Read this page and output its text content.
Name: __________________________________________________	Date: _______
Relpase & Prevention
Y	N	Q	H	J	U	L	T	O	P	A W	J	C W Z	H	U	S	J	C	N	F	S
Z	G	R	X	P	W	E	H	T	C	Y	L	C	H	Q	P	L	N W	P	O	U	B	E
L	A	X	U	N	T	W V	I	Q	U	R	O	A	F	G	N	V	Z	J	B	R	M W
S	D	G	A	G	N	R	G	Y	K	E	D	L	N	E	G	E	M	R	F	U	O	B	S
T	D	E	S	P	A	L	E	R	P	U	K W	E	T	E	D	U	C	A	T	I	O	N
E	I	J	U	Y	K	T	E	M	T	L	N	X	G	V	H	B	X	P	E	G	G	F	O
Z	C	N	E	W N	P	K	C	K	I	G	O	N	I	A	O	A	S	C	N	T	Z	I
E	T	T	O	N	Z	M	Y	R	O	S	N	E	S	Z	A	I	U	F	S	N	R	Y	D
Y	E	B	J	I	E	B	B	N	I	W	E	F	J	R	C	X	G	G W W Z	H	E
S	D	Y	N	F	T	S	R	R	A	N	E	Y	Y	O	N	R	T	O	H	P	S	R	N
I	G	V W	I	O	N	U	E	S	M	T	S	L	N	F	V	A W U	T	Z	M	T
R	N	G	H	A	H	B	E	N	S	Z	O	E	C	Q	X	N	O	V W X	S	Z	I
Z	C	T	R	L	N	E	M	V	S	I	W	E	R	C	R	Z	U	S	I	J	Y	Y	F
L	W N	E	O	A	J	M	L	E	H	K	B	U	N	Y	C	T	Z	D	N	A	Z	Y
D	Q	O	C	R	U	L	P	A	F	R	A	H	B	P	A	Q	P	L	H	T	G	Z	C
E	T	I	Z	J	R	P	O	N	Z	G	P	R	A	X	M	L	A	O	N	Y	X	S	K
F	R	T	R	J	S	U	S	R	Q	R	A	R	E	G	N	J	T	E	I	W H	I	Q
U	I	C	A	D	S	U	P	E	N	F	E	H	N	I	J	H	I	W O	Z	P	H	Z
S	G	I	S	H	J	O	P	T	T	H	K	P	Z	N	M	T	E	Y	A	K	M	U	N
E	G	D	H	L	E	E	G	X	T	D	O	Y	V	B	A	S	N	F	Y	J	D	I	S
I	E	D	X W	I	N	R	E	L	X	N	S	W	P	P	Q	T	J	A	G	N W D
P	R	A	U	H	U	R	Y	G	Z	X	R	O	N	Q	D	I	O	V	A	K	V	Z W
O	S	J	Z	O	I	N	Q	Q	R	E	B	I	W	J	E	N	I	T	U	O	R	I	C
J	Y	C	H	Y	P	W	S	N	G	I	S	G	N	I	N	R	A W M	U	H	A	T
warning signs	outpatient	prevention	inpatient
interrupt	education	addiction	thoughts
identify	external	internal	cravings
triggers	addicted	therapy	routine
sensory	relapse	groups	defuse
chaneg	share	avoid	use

WHAT IS NEEDED →
Repeat the whole listing exactly, keeping every line intact.

EXPECTED ANSWER →
Read this page and output its text content.
Name: __________________________________________________	Date: _______
Relpase & Prevention
Y	N	Q	H	J	U	L	T	O	P	A W	J	C W Z	H	U	S	J	C	N	F	S
Z	G	R	X	P	W	E	H	T	C	Y	L	C	H	Q	P	L	N W	P	O	U	B	E
L	A	X	U	N	T	W V	I	Q	U	R	O	A	F	G	N	V	Z	J	B	R	M W
S	D	G	A	G	N	R	G	Y	K	E	D	L	N	E	G	E	M	R	F	U	O	B	S
T	D	E	S	P	A	L	E	R	P	U	K W	E	T	E	D	U	C	A	T	I	O	N
E	I	J	U	Y	K	T	E	M	T	L	N	X	G	V	H	B	X	P	E	G	G	F	O
Z	C	N	E	W N	P	K	C	K	I	G	O	N	I	A	O	A	S	C	N	T	Z	I
E	T	T	O	N	Z	M	Y	R	O	S	N	E	S	Z	A	I	U	F	S	N	R	Y	D
Y	E	B	J	I	E	B	B	N	I	W	E	F	J	R	C	X	G	G W W Z	H	E
S	D	Y	N	F	T	S	R	R	A	N	E	Y	Y	O	N	R	T	O	H	P	S	R	N
I	G	V W	I	O	N	U	E	S	M	T	S	L	N	F	V	A W U	T	Z	M	T
R	N	G	H	A	H	B	E	N	S	Z	O	E	C	Q	X	N	O	V W X	S	Z	I
Z	C	T	R	L	N	E	M	V	S	I	W	E	R	C	R	Z	U	S	I	J	Y	Y	F
L	W N	E	O	A	J	M	L	E	H	K	B	U	N	Y	C	T	Z	D	N	A	Z	Y
D	Q	O	C	R	U	L	P	A	F	R	A	H	B	P	A	Q	P	L	H	T	G	Z	C
E	T	I	Z	J	R	P	O	N	Z	G	P	R	A	X	M	L	A	O	N	Y	X	S	K
F	R	T	R	J	S	U	S	R	Q	R	A	R	E	G	N	J	T	E	I	W H	I	Q
U	I	C	A	D	S	U	P	E	N	F	E	H	N	I	J	H	I	W O	Z	P	H	Z
S	G	I	S	H	J	O	P	T	T	H	K	P	Z	N	M	T	E	Y	A	K	M	U	N
E	G	D	H	L	E	E	G	X	T	D	O	Y	V	B	A	S	N	F	Y	J	D	I	S
I	E	D	X W	I	N	R	E	L	X	N	S	W	P	P	Q	T	J	A	G	N W D
P	R	A	U	H	U	R	Y	G	Z	X	R	O	N	Q	D	I	O	V	A	K	V	Z W
O	S	J	Z	O	I	N	Q	Q	R	E	B	I	W	J	E	N	I	T	U	O	R	I	C
J	Y	C	H	Y	P	W	S	N	G	I	S	G	N	I	N	R	A W M	U	H	A	T
warning signs	outpatient	prevention	inpatient
interrupt	education	addiction	thoughts
identify	external	internal	cravings
triggers	addicted	therapy	routine
sensory	relapse	groups	defuse
chaneg	share	avoid	use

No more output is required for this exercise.